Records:
· · · · · · ·
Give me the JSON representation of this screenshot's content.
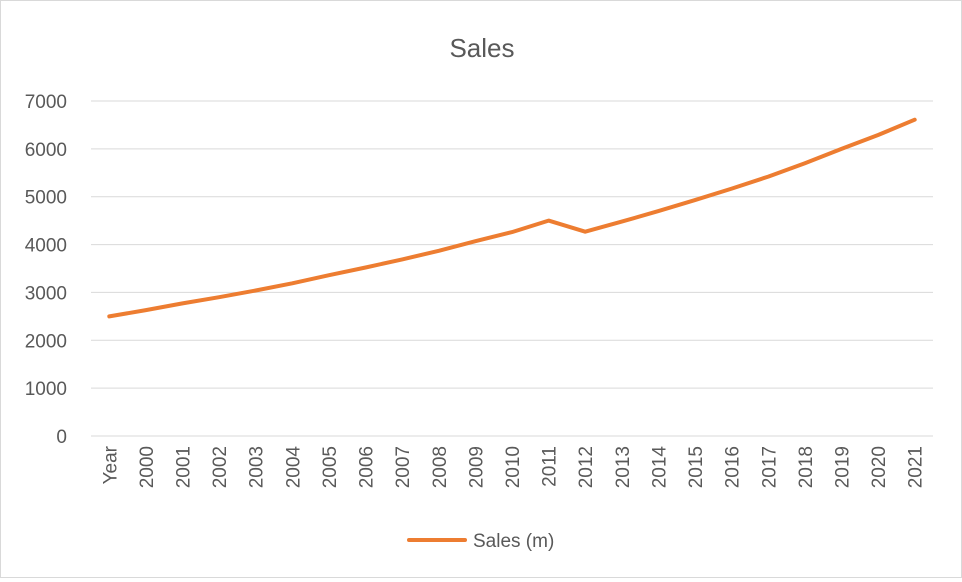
{
  "chart_data": {
    "type": "line",
    "title": "Sales",
    "xlabel": "",
    "ylabel": "",
    "categories": [
      "Year",
      "2000",
      "2001",
      "2002",
      "2003",
      "2004",
      "2005",
      "2006",
      "2007",
      "2008",
      "2009",
      "2010",
      "2011",
      "2012",
      "2013",
      "2014",
      "2015",
      "2016",
      "2017",
      "2018",
      "2019",
      "2020",
      "2021"
    ],
    "series": [
      {
        "name": "Sales (m)",
        "color": "#ed7d31",
        "values": [
          2500,
          2630,
          2770,
          2900,
          3040,
          3190,
          3360,
          3520,
          3690,
          3870,
          4070,
          4260,
          4500,
          4270,
          4480,
          4700,
          4930,
          5170,
          5420,
          5700,
          6000,
          6290,
          6610
        ]
      }
    ],
    "ylim": [
      0,
      7000
    ],
    "yticks": [
      0,
      1000,
      2000,
      3000,
      4000,
      5000,
      6000,
      7000
    ],
    "grid": true,
    "legend_position": "bottom"
  }
}
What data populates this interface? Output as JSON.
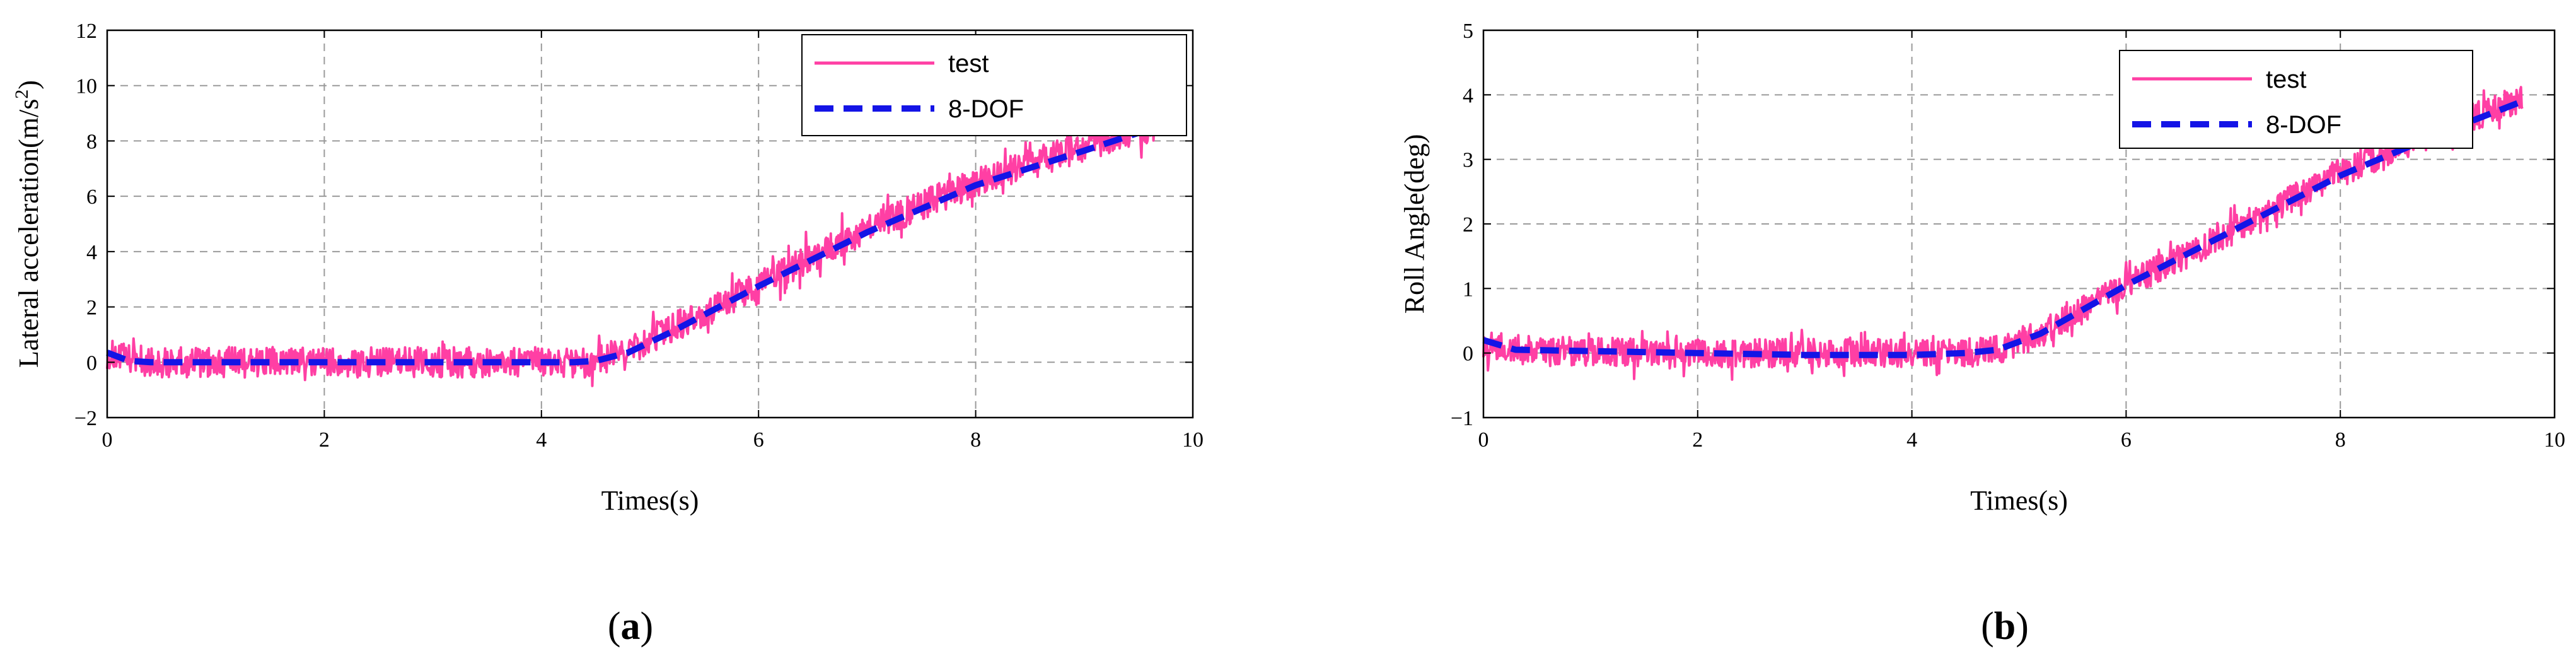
· · · · · · ·
■ Requirements: Looking at the records above, report how many lines contain the word "JSON". Answer with the number only.

■ Solution: 2